## EXERCISE OBJECTIVE
Transcribe each line of the records below exactly, excluding any embedded images.

## INPUT ROWS
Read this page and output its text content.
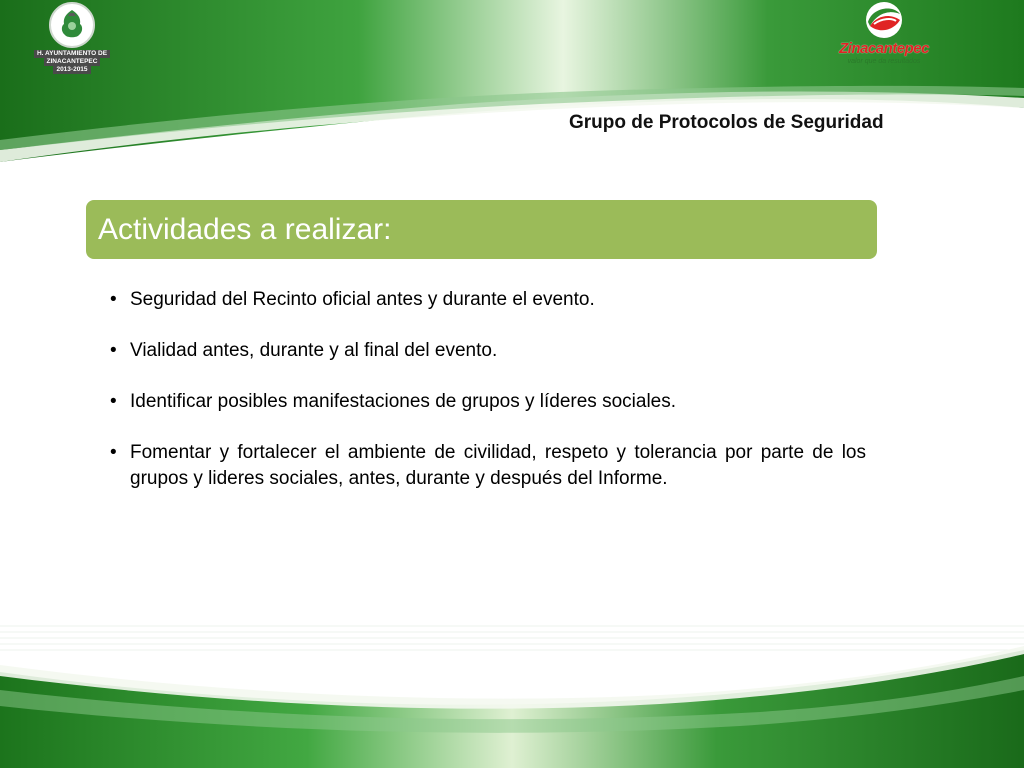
H. AYUNTAMIENTO DE ZINACANTEPEC 2013-2015
Zinacantepec
valor que da resultados
Grupo de Protocolos de Seguridad
Actividades a realizar:
• Seguridad del Recinto oficial antes y durante el evento.
• Vialidad antes, durante y al final del evento.
• Identificar posibles manifestaciones de grupos y líderes sociales.
• Fomentar y fortalecer el ambiente de civilidad, respeto y tolerancia por parte de los grupos y lideres sociales, antes, durante y después del Informe.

## THE ANSWER
Read this page and output its text content.
H. AYUNTAMIENTO DE ZINACANTEPEC 2013-2015
Zinacantepec
valor que da resultados
Grupo de Protocolos de Seguridad
Actividades a realizar:
• Seguridad del Recinto oficial antes y durante el evento.
• Vialidad antes, durante y al final del evento.
• Identificar posibles manifestaciones de grupos y líderes sociales.
• Fomentar y fortalecer el ambiente de civilidad, respeto y tolerancia por parte de los grupos y lideres sociales, antes, durante y después del Informe.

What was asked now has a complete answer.